--- BEGIN Supplied material ---

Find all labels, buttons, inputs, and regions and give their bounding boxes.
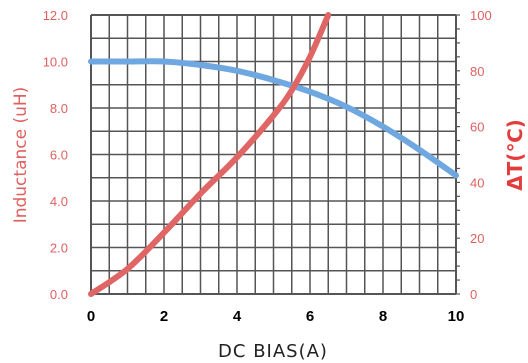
x-axis-title: DC BIAS(A) bbox=[218, 341, 328, 362]
y-left-tick-label: 12.0 bbox=[43, 8, 68, 23]
tick-labels: 0.0 2.0 4.0 6.0 8.0 10.0 12.0 0 20 40 60 80 100 0 2 4 6 8… bbox=[43, 8, 492, 325]
x-tick-label: 8 bbox=[379, 308, 387, 325]
y-right-tick-label: 80 bbox=[470, 64, 484, 79]
y-left-tick-label: 0.0 bbox=[50, 287, 68, 302]
y-right-tick-label: 100 bbox=[470, 8, 492, 23]
y-left-tick-label: 6.0 bbox=[50, 148, 68, 163]
y-left-tick-label: 8.0 bbox=[50, 101, 68, 116]
x-tick-label: 0 bbox=[87, 308, 95, 325]
x-tick-label: 4 bbox=[233, 308, 242, 325]
inductance-line bbox=[88, 58, 459, 179]
y-right-tick-label: 60 bbox=[470, 120, 484, 135]
x-tick-label: 6 bbox=[306, 308, 314, 325]
temperature-rise-line bbox=[88, 12, 332, 297]
y-right-tick-label: 40 bbox=[470, 175, 484, 190]
x-tick-label: 2 bbox=[160, 308, 168, 325]
y-left-tick-label: 10.0 bbox=[43, 55, 68, 70]
left-axis-title: Inductance (uH) bbox=[11, 87, 31, 224]
y-left-tick-label: 2.0 bbox=[50, 241, 68, 256]
y-right-tick-label: 20 bbox=[470, 231, 484, 246]
y-left-tick-label: 4.0 bbox=[50, 194, 68, 209]
x-tick-label: 10 bbox=[448, 308, 465, 325]
series-layer bbox=[88, 12, 459, 297]
right-axis-title: ΔT(℃) bbox=[503, 119, 527, 191]
y-right-tick-label: 0 bbox=[470, 287, 477, 302]
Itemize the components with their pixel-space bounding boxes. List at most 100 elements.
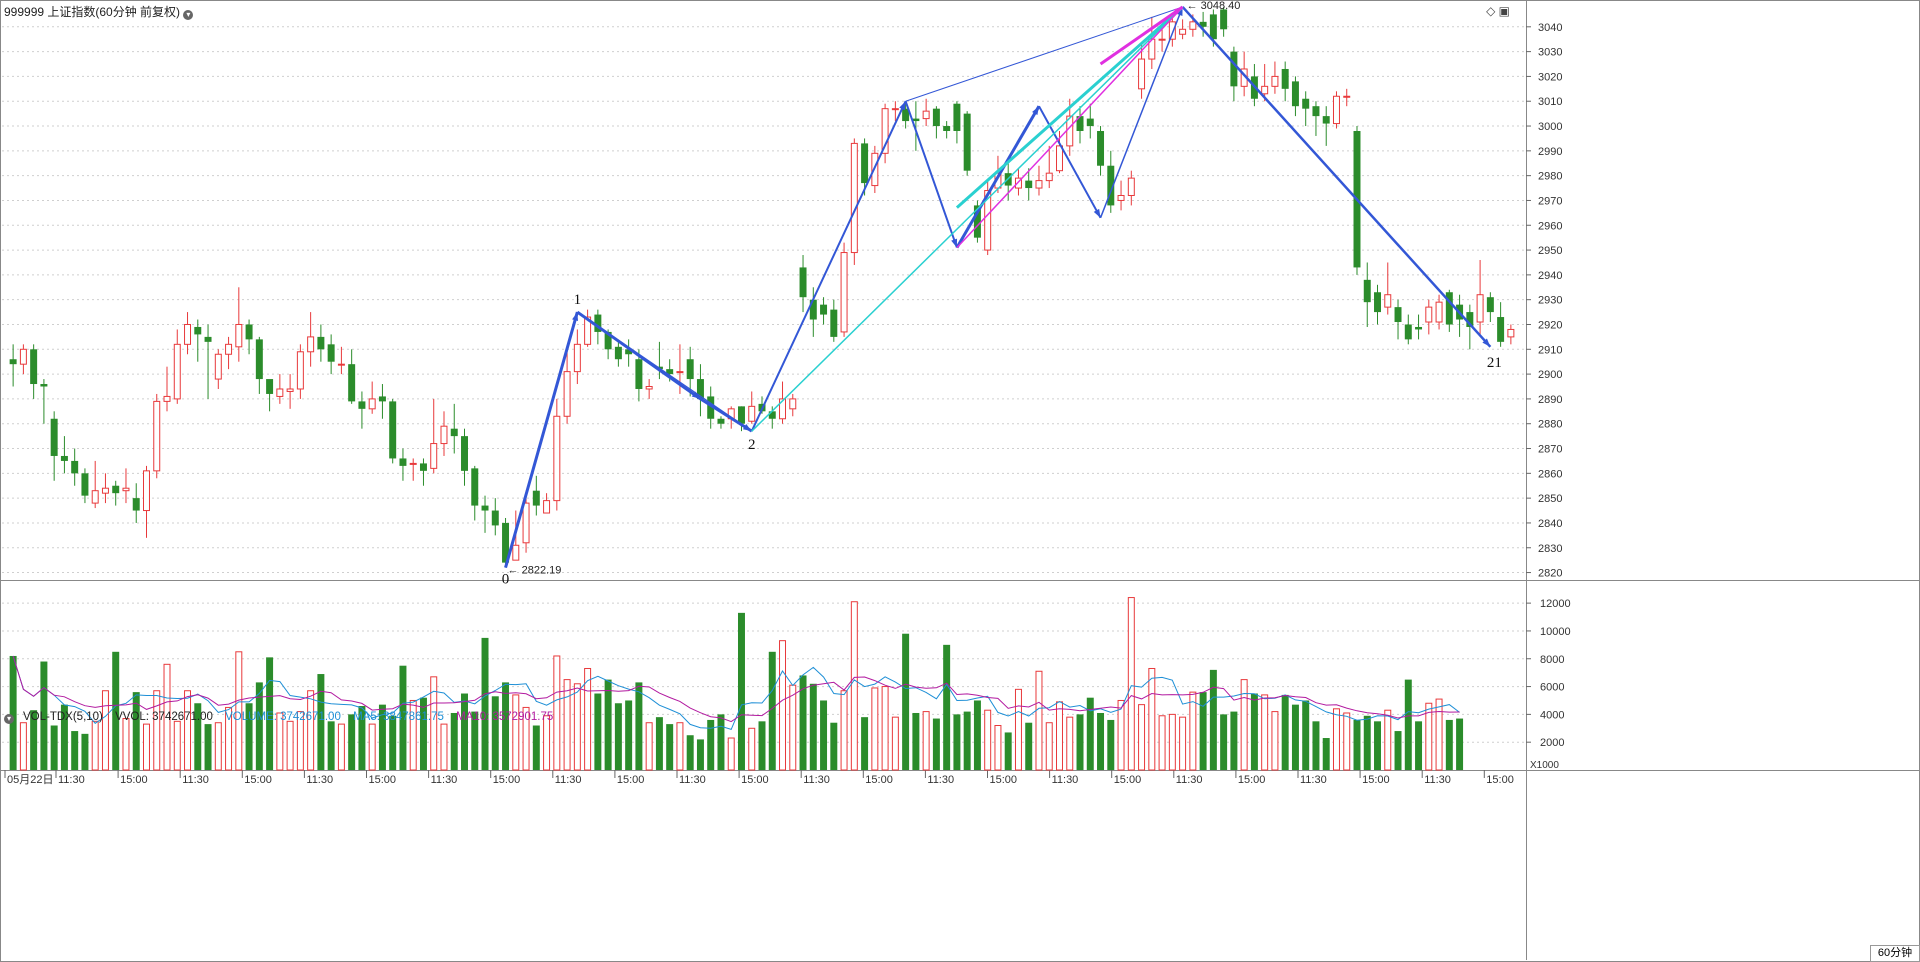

--- END Supplied material ---

→ Short exercise:
Collect each line of the listing that contains the word "right". Case counts.

→ Written answer:
y-right-tick-label: 80 bbox=[470, 64, 484, 79]
y-right-tick-label: 100 bbox=[470, 8, 492, 23]
y-right-tick-label: 60 bbox=[470, 120, 484, 135]
y-right-tick-label: 40 bbox=[470, 175, 484, 190]
y-right-tick-label: 20 bbox=[470, 231, 484, 246]
right-axis-title: ΔT(℃) bbox=[503, 119, 527, 191]
y-right-tick-label: 0 bbox=[470, 287, 477, 302]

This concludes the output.